## Exercise aim
Each line below should be quoted exactly, please.

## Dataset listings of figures
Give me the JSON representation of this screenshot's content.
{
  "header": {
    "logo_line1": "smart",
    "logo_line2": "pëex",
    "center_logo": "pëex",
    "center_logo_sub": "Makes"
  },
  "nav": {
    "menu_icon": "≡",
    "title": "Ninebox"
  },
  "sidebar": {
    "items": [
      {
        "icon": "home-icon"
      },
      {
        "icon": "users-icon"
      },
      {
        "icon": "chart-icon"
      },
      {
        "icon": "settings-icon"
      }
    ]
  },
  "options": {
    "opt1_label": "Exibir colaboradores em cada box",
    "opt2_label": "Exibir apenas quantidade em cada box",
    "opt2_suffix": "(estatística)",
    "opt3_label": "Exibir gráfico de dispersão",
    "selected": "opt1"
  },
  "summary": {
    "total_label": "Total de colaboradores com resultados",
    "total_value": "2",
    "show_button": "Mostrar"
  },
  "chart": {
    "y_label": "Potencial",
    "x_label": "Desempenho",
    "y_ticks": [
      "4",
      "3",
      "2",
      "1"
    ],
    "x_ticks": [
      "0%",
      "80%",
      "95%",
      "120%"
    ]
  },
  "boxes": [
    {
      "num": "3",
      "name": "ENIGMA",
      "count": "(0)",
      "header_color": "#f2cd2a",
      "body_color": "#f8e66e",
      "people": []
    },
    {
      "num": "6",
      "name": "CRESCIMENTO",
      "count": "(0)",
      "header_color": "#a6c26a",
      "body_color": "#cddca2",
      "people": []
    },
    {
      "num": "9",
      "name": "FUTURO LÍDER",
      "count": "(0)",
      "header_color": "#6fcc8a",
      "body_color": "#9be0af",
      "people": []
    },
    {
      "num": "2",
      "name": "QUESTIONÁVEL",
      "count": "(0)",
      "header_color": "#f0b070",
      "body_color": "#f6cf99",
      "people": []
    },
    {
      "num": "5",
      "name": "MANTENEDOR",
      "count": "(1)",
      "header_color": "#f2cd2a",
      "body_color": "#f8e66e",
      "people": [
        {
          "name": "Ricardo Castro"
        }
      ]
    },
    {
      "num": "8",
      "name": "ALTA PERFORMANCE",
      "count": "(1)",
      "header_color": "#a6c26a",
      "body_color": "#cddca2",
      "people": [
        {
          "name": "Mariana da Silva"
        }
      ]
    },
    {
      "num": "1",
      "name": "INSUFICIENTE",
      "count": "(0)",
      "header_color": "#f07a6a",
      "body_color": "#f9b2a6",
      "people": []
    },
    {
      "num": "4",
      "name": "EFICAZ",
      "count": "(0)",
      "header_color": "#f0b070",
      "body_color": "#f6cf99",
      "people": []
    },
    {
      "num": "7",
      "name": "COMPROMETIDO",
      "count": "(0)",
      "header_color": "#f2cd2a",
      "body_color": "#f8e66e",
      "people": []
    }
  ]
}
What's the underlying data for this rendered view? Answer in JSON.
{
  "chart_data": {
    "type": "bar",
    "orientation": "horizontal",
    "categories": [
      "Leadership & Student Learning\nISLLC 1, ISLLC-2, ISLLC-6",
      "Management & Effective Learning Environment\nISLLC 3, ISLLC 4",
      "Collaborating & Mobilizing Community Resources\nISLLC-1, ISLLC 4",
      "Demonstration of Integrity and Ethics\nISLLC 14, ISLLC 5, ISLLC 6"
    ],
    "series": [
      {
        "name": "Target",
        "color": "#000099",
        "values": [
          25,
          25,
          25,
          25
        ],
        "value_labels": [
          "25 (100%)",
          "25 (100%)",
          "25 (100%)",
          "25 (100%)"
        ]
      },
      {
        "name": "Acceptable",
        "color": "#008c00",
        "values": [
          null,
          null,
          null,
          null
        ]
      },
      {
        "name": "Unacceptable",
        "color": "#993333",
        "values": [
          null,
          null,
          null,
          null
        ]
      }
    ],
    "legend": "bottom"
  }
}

## Answer for this exercise
Give me the JSON representation of this screenshot's content.
{
  "header": {
    "logo_line1": "smart",
    "logo_line2": "pëex",
    "center_logo": "pëex",
    "center_logo_sub": "Makes"
  },
  "nav": {
    "menu_icon": "≡",
    "title": "Ninebox"
  },
  "sidebar": {
    "items": [
      {
        "icon": "home-icon"
      },
      {
        "icon": "users-icon"
      },
      {
        "icon": "chart-icon"
      },
      {
        "icon": "settings-icon"
      }
    ]
  },
  "options": {
    "opt1_label": "Exibir colaboradores em cada box",
    "opt2_label": "Exibir apenas quantidade em cada box",
    "opt2_suffix": "(estatística)",
    "opt3_label": "Exibir gráfico de dispersão",
    "selected": "opt1"
  },
  "summary": {
    "total_label": "Total de colaboradores com resultados",
    "total_value": "2",
    "show_button": "Mostrar"
  },
  "chart": {
    "y_label": "Potencial",
    "x_label": "Desempenho",
    "y_ticks": [
      "4",
      "3",
      "2",
      "1"
    ],
    "x_ticks": [
      "0%",
      "80%",
      "95%",
      "120%"
    ]
  },
  "boxes": [
    {
      "num": "3",
      "name": "ENIGMA",
      "count": "(0)",
      "header_color": "#f2cd2a",
      "body_color": "#f8e66e",
      "people": []
    },
    {
      "num": "6",
      "name": "CRESCIMENTO",
      "count": "(0)",
      "header_color": "#a6c26a",
      "body_color": "#cddca2",
      "people": []
    },
    {
      "num": "9",
      "name": "FUTURO LÍDER",
      "count": "(0)",
      "header_color": "#6fcc8a",
      "body_color": "#9be0af",
      "people": []
    },
    {
      "num": "2",
      "name": "QUESTIONÁVEL",
      "count": "(0)",
      "header_color": "#f0b070",
      "body_color": "#f6cf99",
      "people": []
    },
    {
      "num": "5",
      "name": "MANTENEDOR",
      "count": "(1)",
      "header_color": "#f2cd2a",
      "body_color": "#f8e66e",
      "people": [
        {
          "name": "Ricardo Castro"
        }
      ]
    },
    {
      "num": "8",
      "name": "ALTA PERFORMANCE",
      "count": "(1)",
      "header_color": "#a6c26a",
      "body_color": "#cddca2",
      "people": [
        {
          "name": "Mariana da Silva"
        }
      ]
    },
    {
      "num": "1",
      "name": "INSUFICIENTE",
      "count": "(0)",
      "header_color": "#f07a6a",
      "body_color": "#f9b2a6",
      "people": []
    },
    {
      "num": "4",
      "name": "EFICAZ",
      "count": "(0)",
      "header_color": "#f0b070",
      "body_color": "#f6cf99",
      "people": []
    },
    {
      "num": "7",
      "name": "COMPROMETIDO",
      "count": "(0)",
      "header_color": "#f2cd2a",
      "body_color": "#f8e66e",
      "people": []
    }
  ]
}
What's the underlying data for this rendered view? Answer in JSON.
{
  "chart_data": {
    "type": "bar",
    "orientation": "horizontal",
    "categories": [
      "Leadership & Student Learning\nISLLC 1, ISLLC-2, ISLLC-6",
      "Management & Effective Learning Environment\nISLLC 3, ISLLC 4",
      "Collaborating & Mobilizing Community Resources\nISLLC-1, ISLLC 4",
      "Demonstration of Integrity and Ethics\nISLLC 14, ISLLC 5, ISLLC 6"
    ],
    "series": [
      {
        "name": "Target",
        "color": "#000099",
        "values": [
          25,
          25,
          25,
          25
        ],
        "value_labels": [
          "25 (100%)",
          "25 (100%)",
          "25 (100%)",
          "25 (100%)"
        ]
      },
      {
        "name": "Acceptable",
        "color": "#008c00",
        "values": [
          null,
          null,
          null,
          null
        ]
      },
      {
        "name": "Unacceptable",
        "color": "#993333",
        "values": [
          null,
          null,
          null,
          null
        ]
      }
    ],
    "legend": "bottom"
  }
}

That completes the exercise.